▸ To do: What follows is a listing to be transcribed exactly.

▸ Material provided:
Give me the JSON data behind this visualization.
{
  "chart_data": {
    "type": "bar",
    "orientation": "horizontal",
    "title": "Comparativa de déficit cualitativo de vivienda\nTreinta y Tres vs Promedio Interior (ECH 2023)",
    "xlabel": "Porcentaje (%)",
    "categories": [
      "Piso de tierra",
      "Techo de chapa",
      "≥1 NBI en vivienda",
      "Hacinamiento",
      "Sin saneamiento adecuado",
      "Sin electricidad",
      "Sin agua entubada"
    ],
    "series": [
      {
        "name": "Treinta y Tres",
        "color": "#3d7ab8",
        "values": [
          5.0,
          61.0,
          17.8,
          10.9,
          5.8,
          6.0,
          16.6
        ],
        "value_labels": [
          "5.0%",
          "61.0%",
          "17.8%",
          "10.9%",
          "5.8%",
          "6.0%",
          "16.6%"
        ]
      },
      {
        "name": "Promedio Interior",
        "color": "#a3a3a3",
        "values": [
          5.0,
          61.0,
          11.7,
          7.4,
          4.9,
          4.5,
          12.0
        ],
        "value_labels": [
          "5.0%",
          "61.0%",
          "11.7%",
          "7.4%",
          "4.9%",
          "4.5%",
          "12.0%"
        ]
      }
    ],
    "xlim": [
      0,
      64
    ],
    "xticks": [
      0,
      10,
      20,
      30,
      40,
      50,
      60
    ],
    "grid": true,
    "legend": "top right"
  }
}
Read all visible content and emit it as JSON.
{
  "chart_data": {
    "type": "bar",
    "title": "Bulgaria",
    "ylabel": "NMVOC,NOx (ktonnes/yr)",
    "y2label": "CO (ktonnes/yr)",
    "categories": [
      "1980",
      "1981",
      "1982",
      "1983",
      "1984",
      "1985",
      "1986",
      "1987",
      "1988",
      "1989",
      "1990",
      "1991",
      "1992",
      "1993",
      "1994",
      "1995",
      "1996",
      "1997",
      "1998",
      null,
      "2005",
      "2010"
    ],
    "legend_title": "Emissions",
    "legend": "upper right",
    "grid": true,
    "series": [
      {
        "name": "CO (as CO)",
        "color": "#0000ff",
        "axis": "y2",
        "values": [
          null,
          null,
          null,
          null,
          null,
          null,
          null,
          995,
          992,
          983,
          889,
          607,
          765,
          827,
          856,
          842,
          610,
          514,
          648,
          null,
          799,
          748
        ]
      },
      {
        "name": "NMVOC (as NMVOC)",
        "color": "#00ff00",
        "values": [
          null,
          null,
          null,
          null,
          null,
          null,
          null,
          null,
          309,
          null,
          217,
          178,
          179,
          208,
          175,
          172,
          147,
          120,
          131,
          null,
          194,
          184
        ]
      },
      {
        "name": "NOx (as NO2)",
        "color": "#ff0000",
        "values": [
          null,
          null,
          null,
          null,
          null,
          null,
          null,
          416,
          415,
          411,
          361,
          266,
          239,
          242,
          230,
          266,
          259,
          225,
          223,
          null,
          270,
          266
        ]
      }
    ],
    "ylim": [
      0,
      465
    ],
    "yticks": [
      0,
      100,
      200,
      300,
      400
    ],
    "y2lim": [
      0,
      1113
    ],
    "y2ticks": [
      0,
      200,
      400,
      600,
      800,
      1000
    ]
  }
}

▸ Exercise answer:
Give me the JSON data behind this visualization.
{
  "chart_data": {
    "type": "bar",
    "orientation": "horizontal",
    "title": "Comparativa de déficit cualitativo de vivienda\nTreinta y Tres vs Promedio Interior (ECH 2023)",
    "xlabel": "Porcentaje (%)",
    "categories": [
      "Piso de tierra",
      "Techo de chapa",
      "≥1 NBI en vivienda",
      "Hacinamiento",
      "Sin saneamiento adecuado",
      "Sin electricidad",
      "Sin agua entubada"
    ],
    "series": [
      {
        "name": "Treinta y Tres",
        "color": "#3d7ab8",
        "values": [
          5.0,
          61.0,
          17.8,
          10.9,
          5.8,
          6.0,
          16.6
        ],
        "value_labels": [
          "5.0%",
          "61.0%",
          "17.8%",
          "10.9%",
          "5.8%",
          "6.0%",
          "16.6%"
        ]
      },
      {
        "name": "Promedio Interior",
        "color": "#a3a3a3",
        "values": [
          5.0,
          61.0,
          11.7,
          7.4,
          4.9,
          4.5,
          12.0
        ],
        "value_labels": [
          "5.0%",
          "61.0%",
          "11.7%",
          "7.4%",
          "4.9%",
          "4.5%",
          "12.0%"
        ]
      }
    ],
    "xlim": [
      0,
      64
    ],
    "xticks": [
      0,
      10,
      20,
      30,
      40,
      50,
      60
    ],
    "grid": true,
    "legend": "top right"
  }
}
Read all visible content and emit it as JSON.
{
  "chart_data": {
    "type": "bar",
    "title": "Bulgaria",
    "ylabel": "NMVOC,NOx (ktonnes/yr)",
    "y2label": "CO (ktonnes/yr)",
    "categories": [
      "1980",
      "1981",
      "1982",
      "1983",
      "1984",
      "1985",
      "1986",
      "1987",
      "1988",
      "1989",
      "1990",
      "1991",
      "1992",
      "1993",
      "1994",
      "1995",
      "1996",
      "1997",
      "1998",
      null,
      "2005",
      "2010"
    ],
    "legend_title": "Emissions",
    "legend": "upper right",
    "grid": true,
    "series": [
      {
        "name": "CO (as CO)",
        "color": "#0000ff",
        "axis": "y2",
        "values": [
          null,
          null,
          null,
          null,
          null,
          null,
          null,
          995,
          992,
          983,
          889,
          607,
          765,
          827,
          856,
          842,
          610,
          514,
          648,
          null,
          799,
          748
        ]
      },
      {
        "name": "NMVOC (as NMVOC)",
        "color": "#00ff00",
        "values": [
          null,
          null,
          null,
          null,
          null,
          null,
          null,
          null,
          309,
          null,
          217,
          178,
          179,
          208,
          175,
          172,
          147,
          120,
          131,
          null,
          194,
          184
        ]
      },
      {
        "name": "NOx (as NO2)",
        "color": "#ff0000",
        "values": [
          null,
          null,
          null,
          null,
          null,
          null,
          null,
          416,
          415,
          411,
          361,
          266,
          239,
          242,
          230,
          266,
          259,
          225,
          223,
          null,
          270,
          266
        ]
      }
    ],
    "ylim": [
      0,
      465
    ],
    "yticks": [
      0,
      100,
      200,
      300,
      400
    ],
    "y2lim": [
      0,
      1113
    ],
    "y2ticks": [
      0,
      200,
      400,
      600,
      800,
      1000
    ]
  }
}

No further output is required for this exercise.